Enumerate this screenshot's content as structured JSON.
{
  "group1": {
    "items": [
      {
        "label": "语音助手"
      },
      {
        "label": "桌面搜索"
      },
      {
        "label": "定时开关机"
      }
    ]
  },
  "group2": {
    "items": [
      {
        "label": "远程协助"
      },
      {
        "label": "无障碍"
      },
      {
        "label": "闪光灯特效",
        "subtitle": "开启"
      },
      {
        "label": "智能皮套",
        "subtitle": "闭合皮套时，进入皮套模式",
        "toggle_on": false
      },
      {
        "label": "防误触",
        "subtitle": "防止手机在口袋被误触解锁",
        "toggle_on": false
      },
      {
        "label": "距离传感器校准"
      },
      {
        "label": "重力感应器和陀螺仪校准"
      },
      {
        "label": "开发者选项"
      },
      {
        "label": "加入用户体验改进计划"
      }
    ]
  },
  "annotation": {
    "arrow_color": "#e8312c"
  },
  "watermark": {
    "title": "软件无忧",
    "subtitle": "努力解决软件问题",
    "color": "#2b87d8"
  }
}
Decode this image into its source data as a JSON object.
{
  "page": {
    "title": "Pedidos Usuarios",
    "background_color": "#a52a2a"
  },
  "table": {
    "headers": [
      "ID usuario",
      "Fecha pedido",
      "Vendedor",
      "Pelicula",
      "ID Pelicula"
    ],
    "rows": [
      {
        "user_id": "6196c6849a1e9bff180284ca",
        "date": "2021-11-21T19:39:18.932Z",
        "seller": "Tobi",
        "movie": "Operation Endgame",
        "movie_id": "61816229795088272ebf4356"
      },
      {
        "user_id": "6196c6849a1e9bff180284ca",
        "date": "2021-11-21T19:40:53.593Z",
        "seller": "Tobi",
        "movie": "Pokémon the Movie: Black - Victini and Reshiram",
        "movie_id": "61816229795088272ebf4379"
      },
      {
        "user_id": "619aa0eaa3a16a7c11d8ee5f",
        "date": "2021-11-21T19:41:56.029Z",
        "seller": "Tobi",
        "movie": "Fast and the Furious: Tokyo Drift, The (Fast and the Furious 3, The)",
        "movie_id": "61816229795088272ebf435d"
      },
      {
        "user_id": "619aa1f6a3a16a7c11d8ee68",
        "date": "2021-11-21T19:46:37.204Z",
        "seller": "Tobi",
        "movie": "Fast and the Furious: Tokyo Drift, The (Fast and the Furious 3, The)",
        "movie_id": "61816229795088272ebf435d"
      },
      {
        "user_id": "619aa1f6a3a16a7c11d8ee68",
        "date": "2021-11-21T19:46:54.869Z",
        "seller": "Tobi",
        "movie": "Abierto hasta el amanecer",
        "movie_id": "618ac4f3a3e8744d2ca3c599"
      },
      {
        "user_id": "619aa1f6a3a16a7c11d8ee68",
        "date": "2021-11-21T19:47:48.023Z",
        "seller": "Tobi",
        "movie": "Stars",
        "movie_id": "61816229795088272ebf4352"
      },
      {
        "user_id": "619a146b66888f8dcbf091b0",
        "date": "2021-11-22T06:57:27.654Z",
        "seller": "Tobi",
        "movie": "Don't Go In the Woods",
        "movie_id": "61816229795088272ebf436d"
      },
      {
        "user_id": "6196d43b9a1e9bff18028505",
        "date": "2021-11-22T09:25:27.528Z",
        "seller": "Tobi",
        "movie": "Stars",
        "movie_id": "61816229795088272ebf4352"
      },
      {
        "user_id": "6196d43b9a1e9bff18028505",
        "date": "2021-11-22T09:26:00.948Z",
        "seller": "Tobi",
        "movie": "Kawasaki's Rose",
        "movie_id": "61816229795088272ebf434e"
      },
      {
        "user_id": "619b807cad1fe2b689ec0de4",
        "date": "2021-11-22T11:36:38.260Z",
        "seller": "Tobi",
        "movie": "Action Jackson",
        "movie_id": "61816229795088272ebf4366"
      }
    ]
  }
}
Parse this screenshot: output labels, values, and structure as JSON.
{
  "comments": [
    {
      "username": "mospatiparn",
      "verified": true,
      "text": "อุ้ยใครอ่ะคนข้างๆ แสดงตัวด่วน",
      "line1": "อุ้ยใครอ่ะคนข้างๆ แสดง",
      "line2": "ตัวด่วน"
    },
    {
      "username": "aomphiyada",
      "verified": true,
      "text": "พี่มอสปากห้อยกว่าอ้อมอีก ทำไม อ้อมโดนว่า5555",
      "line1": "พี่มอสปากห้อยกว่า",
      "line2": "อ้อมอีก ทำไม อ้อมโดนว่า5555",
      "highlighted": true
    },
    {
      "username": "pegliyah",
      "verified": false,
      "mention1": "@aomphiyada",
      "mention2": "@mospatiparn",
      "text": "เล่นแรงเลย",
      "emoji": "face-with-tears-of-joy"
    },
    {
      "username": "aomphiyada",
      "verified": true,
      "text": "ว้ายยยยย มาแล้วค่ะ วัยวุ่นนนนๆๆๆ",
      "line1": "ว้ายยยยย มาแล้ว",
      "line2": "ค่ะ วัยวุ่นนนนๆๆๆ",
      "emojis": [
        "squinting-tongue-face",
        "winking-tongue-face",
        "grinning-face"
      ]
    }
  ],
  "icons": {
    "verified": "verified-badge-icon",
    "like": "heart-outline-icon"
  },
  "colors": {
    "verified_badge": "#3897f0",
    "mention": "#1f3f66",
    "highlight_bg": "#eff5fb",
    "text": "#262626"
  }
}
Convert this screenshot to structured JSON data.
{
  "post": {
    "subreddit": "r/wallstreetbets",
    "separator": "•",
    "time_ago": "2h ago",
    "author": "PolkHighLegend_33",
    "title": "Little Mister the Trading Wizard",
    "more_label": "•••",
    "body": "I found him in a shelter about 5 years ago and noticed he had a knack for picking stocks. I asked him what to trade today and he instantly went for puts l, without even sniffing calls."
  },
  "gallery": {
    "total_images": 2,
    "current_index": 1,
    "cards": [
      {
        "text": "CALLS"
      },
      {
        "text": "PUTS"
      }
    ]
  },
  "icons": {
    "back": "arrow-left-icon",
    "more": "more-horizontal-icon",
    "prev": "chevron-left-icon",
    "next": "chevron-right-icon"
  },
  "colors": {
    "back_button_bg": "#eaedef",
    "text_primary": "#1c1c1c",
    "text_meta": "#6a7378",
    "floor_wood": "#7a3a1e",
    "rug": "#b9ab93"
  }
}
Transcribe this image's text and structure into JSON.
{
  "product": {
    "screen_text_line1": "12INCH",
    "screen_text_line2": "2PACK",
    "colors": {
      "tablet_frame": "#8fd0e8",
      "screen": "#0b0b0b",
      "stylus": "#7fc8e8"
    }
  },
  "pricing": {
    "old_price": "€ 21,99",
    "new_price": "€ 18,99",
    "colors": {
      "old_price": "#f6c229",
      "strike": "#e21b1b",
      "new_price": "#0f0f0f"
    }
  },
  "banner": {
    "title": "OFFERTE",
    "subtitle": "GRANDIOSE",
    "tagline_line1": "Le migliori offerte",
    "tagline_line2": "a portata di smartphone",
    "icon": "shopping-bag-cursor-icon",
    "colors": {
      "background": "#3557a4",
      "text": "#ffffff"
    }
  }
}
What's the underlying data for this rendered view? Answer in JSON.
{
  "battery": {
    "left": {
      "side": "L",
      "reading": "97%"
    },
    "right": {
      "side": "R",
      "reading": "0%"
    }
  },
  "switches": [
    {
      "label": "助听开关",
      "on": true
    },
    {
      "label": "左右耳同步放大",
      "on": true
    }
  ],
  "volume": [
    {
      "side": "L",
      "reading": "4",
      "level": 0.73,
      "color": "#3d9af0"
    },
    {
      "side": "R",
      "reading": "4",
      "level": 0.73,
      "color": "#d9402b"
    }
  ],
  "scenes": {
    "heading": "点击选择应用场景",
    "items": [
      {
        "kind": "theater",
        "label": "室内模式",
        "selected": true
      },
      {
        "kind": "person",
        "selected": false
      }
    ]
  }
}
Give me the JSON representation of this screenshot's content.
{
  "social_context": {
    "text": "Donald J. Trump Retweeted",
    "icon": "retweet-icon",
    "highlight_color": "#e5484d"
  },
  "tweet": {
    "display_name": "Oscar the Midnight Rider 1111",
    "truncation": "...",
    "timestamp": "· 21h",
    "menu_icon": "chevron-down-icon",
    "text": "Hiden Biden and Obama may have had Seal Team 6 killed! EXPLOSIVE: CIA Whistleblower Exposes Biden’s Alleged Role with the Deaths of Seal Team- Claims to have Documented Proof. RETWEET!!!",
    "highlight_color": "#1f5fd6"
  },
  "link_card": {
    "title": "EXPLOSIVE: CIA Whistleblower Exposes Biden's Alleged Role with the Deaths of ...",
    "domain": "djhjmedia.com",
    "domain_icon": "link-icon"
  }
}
= = =
■ **Directions**: Word for word, quote the lines from the line containing "Give me the" through the end of the material, both included, and nothing else.

■ **Final answer**:
Give me the JSON representation of this screenshot's content.
{
  "social_context": {
    "text": "Donald J. Trump Retweeted",
    "icon": "retweet-icon",
    "highlight_color": "#e5484d"
  },
  "tweet": {
    "display_name": "Oscar the Midnight Rider 1111",
    "truncation": "...",
    "timestamp": "· 21h",
    "menu_icon": "chevron-down-icon",
    "text": "Hiden Biden and Obama may have had Seal Team 6 killed! EXPLOSIVE: CIA Whistleblower Exposes Biden’s Alleged Role with the Deaths of Seal Team- Claims to have Documented Proof. RETWEET!!!",
    "highlight_color": "#1f5fd6"
  },
  "link_card": {
    "title": "EXPLOSIVE: CIA Whistleblower Exposes Biden's Alleged Role with the Deaths of ...",
    "domain": "djhjmedia.com",
    "domain_icon": "link-icon"
  }
}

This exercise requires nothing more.